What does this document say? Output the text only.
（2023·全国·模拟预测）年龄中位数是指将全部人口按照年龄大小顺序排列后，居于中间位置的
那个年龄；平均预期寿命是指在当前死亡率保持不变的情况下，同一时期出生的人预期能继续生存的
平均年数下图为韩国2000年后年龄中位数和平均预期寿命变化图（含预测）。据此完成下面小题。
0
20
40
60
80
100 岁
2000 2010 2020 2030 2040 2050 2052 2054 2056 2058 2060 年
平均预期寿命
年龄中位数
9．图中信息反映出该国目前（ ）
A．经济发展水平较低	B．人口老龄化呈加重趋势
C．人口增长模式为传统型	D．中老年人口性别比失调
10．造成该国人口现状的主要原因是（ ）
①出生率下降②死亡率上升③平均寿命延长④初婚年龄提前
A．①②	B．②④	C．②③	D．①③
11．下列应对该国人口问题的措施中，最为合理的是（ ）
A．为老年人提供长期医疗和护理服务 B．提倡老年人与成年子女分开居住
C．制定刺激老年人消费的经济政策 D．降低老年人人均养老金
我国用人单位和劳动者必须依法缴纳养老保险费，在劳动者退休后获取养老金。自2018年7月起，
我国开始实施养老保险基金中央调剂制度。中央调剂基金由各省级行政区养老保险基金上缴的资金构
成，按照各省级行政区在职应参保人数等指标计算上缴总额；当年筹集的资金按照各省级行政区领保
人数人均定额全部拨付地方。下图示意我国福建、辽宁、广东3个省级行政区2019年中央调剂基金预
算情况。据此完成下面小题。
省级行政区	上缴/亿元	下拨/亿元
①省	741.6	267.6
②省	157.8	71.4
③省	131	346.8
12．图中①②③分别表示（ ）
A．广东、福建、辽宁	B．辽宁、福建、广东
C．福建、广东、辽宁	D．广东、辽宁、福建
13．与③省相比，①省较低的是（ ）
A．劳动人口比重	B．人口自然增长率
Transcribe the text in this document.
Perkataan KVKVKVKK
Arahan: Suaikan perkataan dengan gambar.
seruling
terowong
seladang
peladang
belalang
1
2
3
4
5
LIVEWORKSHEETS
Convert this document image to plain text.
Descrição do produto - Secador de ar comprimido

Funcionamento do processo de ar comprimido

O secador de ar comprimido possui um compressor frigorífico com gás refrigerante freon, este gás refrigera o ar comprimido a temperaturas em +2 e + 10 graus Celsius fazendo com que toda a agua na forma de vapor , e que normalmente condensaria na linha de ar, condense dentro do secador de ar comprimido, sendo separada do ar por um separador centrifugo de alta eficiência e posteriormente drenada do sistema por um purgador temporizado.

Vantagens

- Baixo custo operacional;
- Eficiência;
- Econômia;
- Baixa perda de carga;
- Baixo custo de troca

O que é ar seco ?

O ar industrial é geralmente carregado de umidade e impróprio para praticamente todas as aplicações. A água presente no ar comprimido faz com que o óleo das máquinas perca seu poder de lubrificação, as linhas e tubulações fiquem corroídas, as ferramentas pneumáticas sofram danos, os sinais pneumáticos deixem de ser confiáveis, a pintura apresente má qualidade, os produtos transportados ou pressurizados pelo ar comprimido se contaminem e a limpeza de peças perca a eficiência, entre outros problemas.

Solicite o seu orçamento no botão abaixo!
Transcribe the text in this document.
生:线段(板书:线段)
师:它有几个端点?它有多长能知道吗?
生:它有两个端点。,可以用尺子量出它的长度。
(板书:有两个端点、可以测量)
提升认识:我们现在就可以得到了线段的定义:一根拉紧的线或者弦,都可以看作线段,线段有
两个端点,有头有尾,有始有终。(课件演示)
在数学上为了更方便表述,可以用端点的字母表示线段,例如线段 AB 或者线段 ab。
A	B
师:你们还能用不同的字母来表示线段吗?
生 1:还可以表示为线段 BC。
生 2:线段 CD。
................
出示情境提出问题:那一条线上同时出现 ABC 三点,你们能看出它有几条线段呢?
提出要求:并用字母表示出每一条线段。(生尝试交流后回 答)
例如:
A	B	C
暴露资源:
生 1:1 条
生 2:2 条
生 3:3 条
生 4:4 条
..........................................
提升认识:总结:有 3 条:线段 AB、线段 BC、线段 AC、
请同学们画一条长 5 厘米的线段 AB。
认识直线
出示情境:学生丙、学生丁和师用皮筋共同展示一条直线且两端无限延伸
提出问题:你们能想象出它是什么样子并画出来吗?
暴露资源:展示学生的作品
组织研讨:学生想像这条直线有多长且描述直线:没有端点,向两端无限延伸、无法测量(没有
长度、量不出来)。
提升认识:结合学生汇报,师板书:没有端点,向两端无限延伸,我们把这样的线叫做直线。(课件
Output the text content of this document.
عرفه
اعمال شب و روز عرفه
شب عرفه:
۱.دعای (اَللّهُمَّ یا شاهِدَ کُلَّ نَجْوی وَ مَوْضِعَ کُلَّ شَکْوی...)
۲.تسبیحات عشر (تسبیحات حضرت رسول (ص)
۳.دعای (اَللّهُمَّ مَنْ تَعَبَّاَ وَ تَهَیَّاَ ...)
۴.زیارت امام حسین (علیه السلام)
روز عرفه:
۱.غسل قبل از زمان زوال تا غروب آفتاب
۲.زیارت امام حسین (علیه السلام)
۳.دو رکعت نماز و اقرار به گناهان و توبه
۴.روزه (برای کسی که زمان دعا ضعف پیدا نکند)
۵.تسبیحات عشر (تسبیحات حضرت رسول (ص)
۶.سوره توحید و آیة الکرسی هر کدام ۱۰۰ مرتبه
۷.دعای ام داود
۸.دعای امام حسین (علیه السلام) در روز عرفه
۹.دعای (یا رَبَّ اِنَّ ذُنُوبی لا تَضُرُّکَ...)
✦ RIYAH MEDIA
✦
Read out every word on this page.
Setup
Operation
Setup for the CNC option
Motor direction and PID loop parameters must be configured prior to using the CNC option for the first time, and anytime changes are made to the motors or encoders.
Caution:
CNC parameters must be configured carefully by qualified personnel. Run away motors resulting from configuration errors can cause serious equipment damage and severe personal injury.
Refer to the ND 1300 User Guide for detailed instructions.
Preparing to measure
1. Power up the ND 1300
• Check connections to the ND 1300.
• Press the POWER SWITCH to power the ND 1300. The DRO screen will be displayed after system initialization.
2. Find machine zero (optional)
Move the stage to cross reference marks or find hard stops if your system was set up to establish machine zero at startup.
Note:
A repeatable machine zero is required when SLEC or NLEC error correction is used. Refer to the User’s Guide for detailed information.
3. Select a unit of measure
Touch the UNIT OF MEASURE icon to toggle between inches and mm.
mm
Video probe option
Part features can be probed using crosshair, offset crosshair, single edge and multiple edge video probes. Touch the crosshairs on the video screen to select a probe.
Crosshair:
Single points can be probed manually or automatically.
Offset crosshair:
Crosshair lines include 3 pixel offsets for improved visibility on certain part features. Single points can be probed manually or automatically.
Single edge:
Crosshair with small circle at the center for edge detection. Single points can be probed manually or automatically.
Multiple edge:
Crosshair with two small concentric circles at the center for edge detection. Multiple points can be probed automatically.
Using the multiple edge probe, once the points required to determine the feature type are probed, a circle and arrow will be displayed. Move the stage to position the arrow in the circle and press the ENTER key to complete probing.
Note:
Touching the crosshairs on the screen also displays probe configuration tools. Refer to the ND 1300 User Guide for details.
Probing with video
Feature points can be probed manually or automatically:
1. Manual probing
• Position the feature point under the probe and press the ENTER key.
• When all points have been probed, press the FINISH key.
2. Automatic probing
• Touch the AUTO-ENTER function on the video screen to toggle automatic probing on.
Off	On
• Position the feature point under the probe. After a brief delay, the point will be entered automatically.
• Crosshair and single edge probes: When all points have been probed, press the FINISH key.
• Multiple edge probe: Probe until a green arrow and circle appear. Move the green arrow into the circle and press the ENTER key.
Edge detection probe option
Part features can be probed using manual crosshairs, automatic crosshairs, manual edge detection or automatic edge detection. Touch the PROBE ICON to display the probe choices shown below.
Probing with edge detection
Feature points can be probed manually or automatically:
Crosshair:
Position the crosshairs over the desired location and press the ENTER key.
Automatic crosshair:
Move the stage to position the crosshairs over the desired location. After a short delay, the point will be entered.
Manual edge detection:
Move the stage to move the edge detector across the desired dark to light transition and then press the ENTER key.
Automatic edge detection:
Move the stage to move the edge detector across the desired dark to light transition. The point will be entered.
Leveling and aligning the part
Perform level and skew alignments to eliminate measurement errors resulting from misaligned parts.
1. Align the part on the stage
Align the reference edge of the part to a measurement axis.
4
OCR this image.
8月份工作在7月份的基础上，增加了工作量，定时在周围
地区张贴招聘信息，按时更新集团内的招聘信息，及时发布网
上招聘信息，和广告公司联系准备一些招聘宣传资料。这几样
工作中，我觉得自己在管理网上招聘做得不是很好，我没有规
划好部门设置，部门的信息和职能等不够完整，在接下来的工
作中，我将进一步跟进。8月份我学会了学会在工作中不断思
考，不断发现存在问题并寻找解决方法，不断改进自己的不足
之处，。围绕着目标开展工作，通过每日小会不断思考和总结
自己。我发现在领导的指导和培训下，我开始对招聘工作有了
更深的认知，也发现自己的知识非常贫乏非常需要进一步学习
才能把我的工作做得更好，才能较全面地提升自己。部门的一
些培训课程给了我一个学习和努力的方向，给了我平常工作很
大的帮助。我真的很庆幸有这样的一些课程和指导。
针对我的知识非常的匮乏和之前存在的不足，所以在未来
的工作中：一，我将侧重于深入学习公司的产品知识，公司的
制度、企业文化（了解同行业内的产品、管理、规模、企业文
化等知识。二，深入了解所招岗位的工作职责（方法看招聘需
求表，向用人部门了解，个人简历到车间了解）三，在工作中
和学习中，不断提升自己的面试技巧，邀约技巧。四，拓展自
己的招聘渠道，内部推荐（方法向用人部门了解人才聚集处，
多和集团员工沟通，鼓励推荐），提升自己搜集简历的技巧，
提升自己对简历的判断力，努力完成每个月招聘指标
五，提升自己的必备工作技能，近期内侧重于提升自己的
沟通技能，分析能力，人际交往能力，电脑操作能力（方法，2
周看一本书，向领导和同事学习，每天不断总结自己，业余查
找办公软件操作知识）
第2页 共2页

——————

State how many lines of the listing above include the word "machine". Give nothing but the number.

3